* [EXERCISE DIRECTIONS] Reproduce the following listing line for line, with no changes.
=======
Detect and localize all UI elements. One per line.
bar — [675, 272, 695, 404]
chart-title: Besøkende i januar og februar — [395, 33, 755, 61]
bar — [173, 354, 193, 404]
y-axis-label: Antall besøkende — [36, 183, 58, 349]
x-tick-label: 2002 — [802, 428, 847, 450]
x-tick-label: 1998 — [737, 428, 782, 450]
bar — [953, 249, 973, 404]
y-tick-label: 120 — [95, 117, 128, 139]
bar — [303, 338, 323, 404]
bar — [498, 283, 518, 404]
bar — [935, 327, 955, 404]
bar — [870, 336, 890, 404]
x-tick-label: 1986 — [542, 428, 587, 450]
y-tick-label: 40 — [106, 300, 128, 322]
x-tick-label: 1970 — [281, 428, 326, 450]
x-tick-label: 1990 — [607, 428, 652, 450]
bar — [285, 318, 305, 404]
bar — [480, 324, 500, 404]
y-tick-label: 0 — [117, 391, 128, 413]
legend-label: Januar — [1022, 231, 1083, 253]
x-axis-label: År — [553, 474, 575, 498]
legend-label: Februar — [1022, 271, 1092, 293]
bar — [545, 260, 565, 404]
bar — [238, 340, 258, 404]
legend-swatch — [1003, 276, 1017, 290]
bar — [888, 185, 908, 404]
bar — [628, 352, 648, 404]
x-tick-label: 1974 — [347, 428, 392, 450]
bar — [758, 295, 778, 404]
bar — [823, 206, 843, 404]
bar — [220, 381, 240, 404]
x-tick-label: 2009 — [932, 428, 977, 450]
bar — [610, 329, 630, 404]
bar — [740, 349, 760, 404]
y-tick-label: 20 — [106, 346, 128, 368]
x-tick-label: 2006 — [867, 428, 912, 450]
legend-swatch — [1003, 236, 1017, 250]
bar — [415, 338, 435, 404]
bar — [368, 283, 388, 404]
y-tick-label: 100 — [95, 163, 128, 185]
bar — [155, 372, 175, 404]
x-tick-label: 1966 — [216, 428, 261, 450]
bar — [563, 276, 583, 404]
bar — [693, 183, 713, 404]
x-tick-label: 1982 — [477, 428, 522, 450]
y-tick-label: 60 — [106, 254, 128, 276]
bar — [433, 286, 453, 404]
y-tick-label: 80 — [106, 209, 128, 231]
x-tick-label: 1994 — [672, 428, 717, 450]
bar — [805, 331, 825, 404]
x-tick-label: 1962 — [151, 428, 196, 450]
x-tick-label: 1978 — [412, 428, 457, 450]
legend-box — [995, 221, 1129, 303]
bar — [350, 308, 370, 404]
=======
* [FINAL RESULT]
Detect and localize all UI elements. One per line.
bar — [675, 272, 695, 404]
chart-title: Besøkende i januar og februar — [395, 33, 755, 61]
bar — [173, 354, 193, 404]
y-axis-label: Antall besøkende — [36, 183, 58, 349]
x-tick-label: 2002 — [802, 428, 847, 450]
x-tick-label: 1998 — [737, 428, 782, 450]
bar — [953, 249, 973, 404]
y-tick-label: 120 — [95, 117, 128, 139]
bar — [303, 338, 323, 404]
bar — [498, 283, 518, 404]
bar — [935, 327, 955, 404]
bar — [870, 336, 890, 404]
x-tick-label: 1986 — [542, 428, 587, 450]
y-tick-label: 40 — [106, 300, 128, 322]
x-tick-label: 1970 — [281, 428, 326, 450]
x-tick-label: 1990 — [607, 428, 652, 450]
bar — [285, 318, 305, 404]
bar — [480, 324, 500, 404]
y-tick-label: 0 — [117, 391, 128, 413]
legend-label: Januar — [1022, 231, 1083, 253]
x-axis-label: År — [553, 474, 575, 498]
legend-label: Februar — [1022, 271, 1092, 293]
bar — [545, 260, 565, 404]
bar — [238, 340, 258, 404]
legend-swatch — [1003, 276, 1017, 290]
bar — [888, 185, 908, 404]
bar — [628, 352, 648, 404]
x-tick-label: 1974 — [347, 428, 392, 450]
bar — [758, 295, 778, 404]
bar — [823, 206, 843, 404]
bar — [220, 381, 240, 404]
x-tick-label: 2009 — [932, 428, 977, 450]
bar — [610, 329, 630, 404]
bar — [740, 349, 760, 404]
y-tick-label: 20 — [106, 346, 128, 368]
x-tick-label: 2006 — [867, 428, 912, 450]
legend-swatch — [1003, 236, 1017, 250]
bar — [415, 338, 435, 404]
bar — [368, 283, 388, 404]
y-tick-label: 100 — [95, 163, 128, 185]
bar — [155, 372, 175, 404]
x-tick-label: 1966 — [216, 428, 261, 450]
bar — [563, 276, 583, 404]
bar — [693, 183, 713, 404]
x-tick-label: 1982 — [477, 428, 522, 450]
y-tick-label: 60 — [106, 254, 128, 276]
bar — [433, 286, 453, 404]
y-tick-label: 80 — [106, 209, 128, 231]
x-tick-label: 1994 — [672, 428, 717, 450]
bar — [805, 331, 825, 404]
x-tick-label: 1962 — [151, 428, 196, 450]
x-tick-label: 1978 — [412, 428, 457, 450]
legend-box — [995, 221, 1129, 303]
bar — [350, 308, 370, 404]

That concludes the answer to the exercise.